## Exercise requirements:
Scan the data below for the string "lose". Show every line where it turns up.

## Dataset content:
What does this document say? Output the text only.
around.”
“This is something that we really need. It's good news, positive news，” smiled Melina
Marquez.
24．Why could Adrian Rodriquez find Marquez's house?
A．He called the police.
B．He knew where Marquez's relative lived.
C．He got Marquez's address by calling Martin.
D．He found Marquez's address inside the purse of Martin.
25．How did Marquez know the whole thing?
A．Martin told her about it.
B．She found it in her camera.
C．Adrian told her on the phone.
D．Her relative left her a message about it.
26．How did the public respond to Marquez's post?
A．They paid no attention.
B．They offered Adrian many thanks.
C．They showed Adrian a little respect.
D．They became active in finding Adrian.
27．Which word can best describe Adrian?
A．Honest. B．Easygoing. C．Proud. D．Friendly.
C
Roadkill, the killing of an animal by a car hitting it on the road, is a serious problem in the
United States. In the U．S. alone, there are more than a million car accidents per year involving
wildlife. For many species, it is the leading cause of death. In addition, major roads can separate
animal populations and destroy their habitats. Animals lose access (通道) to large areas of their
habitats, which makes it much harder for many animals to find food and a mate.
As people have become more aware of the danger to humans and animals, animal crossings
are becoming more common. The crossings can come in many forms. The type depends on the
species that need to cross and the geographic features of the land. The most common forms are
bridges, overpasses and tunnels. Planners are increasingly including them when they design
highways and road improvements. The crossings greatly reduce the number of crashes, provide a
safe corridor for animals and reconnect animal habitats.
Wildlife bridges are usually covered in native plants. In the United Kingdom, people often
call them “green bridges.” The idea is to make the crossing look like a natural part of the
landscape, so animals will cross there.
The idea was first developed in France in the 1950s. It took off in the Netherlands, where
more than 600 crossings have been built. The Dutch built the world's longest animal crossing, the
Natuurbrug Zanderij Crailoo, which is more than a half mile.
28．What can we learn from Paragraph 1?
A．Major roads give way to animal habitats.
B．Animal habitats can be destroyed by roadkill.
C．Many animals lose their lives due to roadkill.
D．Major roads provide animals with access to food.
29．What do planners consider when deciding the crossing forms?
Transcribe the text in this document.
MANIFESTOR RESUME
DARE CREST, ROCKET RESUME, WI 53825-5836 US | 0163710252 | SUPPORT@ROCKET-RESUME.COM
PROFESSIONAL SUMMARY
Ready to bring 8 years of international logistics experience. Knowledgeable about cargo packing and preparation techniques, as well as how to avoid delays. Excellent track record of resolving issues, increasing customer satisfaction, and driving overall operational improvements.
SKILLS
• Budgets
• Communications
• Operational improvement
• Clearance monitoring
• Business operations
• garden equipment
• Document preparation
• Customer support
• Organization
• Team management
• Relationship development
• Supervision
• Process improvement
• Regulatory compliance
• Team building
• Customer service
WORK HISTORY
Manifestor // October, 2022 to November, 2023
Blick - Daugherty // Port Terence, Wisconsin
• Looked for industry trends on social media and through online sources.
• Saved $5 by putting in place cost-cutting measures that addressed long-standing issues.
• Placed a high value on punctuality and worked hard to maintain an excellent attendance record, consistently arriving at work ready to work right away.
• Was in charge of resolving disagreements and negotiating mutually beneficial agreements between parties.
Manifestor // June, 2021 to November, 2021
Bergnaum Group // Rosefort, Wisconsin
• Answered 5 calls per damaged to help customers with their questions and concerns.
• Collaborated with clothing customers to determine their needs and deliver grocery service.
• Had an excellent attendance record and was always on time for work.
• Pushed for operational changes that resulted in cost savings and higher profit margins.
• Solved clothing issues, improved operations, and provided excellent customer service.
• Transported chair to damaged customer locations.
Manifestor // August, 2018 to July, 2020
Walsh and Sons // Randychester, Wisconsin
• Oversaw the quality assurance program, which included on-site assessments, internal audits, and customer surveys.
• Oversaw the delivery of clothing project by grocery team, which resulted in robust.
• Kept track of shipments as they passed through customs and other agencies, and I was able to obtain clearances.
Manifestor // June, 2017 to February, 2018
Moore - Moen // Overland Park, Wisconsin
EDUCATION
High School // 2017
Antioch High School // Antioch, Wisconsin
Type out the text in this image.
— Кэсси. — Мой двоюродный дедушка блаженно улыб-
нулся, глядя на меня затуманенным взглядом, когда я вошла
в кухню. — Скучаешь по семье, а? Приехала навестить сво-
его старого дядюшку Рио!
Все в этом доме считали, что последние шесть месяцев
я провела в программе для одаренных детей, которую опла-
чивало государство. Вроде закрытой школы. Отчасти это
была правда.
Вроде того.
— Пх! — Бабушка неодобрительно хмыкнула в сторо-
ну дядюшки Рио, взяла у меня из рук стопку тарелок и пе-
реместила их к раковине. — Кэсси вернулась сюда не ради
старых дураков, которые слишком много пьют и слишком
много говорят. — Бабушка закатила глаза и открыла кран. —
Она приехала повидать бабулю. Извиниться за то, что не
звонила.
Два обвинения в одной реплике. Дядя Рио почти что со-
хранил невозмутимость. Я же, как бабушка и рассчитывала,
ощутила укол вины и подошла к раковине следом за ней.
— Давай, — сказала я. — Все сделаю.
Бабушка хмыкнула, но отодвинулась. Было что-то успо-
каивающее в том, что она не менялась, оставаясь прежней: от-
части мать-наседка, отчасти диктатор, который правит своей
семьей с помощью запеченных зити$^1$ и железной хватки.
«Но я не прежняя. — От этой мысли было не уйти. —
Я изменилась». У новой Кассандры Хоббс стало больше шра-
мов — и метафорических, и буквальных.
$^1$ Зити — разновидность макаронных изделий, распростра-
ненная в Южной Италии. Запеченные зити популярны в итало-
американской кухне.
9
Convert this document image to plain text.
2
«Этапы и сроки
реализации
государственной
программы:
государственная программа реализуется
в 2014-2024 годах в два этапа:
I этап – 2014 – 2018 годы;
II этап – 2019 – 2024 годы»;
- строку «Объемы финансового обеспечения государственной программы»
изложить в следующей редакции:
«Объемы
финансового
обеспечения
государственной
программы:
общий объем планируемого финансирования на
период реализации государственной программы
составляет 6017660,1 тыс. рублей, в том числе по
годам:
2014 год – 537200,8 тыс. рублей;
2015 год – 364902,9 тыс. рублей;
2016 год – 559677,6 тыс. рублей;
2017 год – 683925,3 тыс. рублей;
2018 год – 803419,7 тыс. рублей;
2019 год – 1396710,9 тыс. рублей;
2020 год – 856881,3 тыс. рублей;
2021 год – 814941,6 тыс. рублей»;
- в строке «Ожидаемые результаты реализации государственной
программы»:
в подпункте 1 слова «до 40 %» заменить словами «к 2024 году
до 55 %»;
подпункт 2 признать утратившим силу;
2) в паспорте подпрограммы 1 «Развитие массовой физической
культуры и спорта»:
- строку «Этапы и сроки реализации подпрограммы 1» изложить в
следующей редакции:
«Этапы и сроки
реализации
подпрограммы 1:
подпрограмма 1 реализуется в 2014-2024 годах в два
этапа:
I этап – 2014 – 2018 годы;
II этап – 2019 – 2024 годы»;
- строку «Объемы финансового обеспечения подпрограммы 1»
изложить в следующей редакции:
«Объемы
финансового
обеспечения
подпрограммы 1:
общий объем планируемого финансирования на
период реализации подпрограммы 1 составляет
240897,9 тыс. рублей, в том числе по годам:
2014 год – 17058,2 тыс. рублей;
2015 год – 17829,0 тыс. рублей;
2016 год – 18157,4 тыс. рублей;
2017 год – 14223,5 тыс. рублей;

## Right answer:
animal populations and destroy their habitats. Animals lose access (通道) to large areas of their
C．Many animals lose their lives due to roadkill.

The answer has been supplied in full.